*SOURCE PASSAGE*:
######
To disable this check on a specific line, add `# pylint: disable=spark-outside-function` at the end of it.
[[back to top](#pylint-plugin-for-databricks)]
### `C8917`: `use-display-instead-of-show`
Rewrite to display in a notebook: display(XXX). Use display() instead of show() to visualize the data in a notebook.
To disable this check on a specific line, add `# pylint: disable=use-display-instead-of-show` at the end of it.
[[back to top](#pylint-plugin-for-databricks)]
### `W8916`: `no-spark-argument-in-function`
Function XXX is missing a 'spark' argument. Function refers to a global spark variable, which may not always be available. Pass the spark object as an argument to the function instead, so that the function becomes testable in a CI/CD pipelines.
To disable this check on a specific line, add `# pylint: disable=no-spark-argument-in-function` at the end of it.
[[back to top](#pylint-plugin-for-databricks)]
## `readability` checker
To use this checker, add `databricks.labs.pylint.readability` to `load-plugins` configuration in your `pylintrc` or `pyproject.toml` file.
[[back to top](#pylint-plugin-for-databricks)]
### `R8923`: `rewrite-as-for-loop`
List comprehension spans multiple lines, rewrite as for loop. List comprehensions in Python are typically used to create new lists by iterating over an existing
iterable in a concise, one-line syntax. However, when a list comprehension becomes too complex or spans
multiple lines, it may lose its readability and clarity, which are key advantages of Python's syntax.
To disable this check on a specific line, add `# pylint: disable=rewrite-as-for-loop` at the end of it.
[[back to top](#pylint-plugin-for-databricks)]
## `mocking` checker
To use this checker, add `databricks.labs.pylint.mocking` to `load-plugins` configuration in your `pylintrc` or `pyproject.toml` file.
######
*DATASET*:
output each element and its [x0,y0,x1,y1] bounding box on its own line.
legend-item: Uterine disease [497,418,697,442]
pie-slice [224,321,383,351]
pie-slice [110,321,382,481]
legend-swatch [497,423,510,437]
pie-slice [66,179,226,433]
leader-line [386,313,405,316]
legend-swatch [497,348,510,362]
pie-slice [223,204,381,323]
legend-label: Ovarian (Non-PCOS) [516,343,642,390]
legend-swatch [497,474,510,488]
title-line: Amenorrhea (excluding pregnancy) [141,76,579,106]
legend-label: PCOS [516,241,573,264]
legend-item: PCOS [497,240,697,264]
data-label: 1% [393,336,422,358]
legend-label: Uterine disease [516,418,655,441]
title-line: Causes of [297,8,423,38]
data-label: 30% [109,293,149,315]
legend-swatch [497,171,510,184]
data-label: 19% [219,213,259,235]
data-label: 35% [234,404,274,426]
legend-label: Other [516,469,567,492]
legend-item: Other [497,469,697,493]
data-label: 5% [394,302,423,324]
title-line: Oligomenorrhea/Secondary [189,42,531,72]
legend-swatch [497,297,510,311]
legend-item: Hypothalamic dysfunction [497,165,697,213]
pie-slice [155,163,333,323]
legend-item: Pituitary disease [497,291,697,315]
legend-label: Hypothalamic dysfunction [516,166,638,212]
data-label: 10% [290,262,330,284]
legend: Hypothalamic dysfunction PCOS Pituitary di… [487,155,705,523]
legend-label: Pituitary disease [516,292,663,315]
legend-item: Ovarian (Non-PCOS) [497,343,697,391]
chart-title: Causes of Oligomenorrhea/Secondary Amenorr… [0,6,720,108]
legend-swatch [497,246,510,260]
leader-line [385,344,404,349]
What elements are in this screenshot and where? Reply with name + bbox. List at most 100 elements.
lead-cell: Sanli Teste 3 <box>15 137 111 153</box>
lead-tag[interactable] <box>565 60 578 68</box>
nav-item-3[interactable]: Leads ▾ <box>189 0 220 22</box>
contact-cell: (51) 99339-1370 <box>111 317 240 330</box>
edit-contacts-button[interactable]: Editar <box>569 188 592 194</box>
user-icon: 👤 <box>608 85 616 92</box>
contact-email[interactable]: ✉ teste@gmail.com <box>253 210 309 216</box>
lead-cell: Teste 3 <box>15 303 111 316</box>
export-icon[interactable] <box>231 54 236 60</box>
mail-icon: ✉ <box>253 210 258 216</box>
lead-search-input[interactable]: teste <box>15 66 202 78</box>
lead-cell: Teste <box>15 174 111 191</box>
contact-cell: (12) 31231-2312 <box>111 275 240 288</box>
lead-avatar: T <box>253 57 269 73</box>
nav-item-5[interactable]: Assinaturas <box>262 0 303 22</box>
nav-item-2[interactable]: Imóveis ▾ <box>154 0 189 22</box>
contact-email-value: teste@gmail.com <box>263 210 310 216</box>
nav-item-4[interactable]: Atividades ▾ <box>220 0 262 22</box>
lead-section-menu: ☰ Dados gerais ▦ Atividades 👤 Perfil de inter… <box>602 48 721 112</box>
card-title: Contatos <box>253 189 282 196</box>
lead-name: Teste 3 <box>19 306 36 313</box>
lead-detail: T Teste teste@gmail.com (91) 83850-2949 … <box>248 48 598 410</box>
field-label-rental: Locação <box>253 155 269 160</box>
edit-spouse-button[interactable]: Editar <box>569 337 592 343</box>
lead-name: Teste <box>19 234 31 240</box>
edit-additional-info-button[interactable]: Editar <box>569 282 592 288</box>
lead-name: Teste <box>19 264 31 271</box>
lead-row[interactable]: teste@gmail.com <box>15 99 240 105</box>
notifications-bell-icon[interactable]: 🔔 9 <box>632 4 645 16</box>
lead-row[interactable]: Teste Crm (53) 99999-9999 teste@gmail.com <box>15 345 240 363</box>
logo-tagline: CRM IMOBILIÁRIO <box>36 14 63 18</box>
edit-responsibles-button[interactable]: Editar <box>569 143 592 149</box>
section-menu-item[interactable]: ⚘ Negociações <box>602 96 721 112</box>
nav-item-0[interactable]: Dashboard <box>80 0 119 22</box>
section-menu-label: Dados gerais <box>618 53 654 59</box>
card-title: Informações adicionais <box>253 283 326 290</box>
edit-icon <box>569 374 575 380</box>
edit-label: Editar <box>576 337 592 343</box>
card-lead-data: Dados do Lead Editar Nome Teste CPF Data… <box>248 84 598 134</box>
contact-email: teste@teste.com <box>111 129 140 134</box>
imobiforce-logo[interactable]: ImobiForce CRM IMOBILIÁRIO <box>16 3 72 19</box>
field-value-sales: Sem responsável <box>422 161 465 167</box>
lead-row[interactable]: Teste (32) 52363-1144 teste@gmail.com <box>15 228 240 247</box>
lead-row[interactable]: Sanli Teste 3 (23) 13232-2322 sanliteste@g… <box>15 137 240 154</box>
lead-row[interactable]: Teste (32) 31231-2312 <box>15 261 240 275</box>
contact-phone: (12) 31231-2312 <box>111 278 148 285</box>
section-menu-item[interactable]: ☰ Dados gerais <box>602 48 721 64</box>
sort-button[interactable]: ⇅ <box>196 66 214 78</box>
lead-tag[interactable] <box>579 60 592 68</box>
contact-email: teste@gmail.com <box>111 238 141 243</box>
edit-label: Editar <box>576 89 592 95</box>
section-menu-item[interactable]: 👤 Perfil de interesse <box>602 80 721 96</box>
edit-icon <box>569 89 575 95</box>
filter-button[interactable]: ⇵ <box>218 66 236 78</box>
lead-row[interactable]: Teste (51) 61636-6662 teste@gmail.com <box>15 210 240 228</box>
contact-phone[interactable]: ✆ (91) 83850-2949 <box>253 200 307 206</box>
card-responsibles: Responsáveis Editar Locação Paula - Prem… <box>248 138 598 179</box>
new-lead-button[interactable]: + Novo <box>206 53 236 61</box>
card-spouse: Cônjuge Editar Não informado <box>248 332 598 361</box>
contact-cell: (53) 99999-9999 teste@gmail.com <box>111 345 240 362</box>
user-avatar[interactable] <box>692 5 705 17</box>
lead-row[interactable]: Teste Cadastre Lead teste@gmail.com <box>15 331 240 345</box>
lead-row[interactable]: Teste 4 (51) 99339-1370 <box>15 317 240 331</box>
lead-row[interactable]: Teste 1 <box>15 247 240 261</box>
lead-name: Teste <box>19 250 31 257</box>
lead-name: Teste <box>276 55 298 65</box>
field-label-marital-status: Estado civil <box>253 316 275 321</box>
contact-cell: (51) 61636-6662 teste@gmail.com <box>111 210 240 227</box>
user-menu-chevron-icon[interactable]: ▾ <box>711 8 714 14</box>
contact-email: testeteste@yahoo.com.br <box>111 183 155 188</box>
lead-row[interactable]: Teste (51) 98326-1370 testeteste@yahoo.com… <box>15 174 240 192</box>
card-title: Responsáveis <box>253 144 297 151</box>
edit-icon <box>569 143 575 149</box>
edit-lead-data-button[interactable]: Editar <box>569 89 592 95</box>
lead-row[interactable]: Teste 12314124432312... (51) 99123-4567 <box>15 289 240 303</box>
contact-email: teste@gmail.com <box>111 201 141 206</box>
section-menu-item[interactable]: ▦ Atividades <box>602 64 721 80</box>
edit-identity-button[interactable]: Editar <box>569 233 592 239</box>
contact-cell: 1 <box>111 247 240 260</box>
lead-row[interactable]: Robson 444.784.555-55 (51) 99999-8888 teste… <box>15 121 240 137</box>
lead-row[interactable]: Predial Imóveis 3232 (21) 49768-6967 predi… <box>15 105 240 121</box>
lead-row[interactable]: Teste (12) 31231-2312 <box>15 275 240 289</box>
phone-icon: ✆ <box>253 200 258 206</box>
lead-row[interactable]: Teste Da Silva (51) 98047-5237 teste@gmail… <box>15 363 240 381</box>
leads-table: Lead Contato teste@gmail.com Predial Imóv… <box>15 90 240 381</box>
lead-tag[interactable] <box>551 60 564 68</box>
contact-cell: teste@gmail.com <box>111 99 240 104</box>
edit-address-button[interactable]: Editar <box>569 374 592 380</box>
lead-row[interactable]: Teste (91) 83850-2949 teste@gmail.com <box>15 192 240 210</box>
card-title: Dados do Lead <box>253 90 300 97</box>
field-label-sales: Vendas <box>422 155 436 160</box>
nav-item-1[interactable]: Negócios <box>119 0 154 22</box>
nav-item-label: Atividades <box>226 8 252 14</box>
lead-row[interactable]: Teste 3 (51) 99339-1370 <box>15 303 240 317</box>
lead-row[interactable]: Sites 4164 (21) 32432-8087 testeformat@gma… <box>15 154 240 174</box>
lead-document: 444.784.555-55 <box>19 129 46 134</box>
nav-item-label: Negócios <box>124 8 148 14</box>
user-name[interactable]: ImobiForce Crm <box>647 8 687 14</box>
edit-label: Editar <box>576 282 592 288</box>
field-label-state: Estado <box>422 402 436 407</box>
######
*INSTRUCTION*: According to the pylint plugin documentation, what value goes into the `load-plugins` configuration to enable the `readability` checker?

*THE COMPLETED TASK*: `databricks.labs.pylint.readability`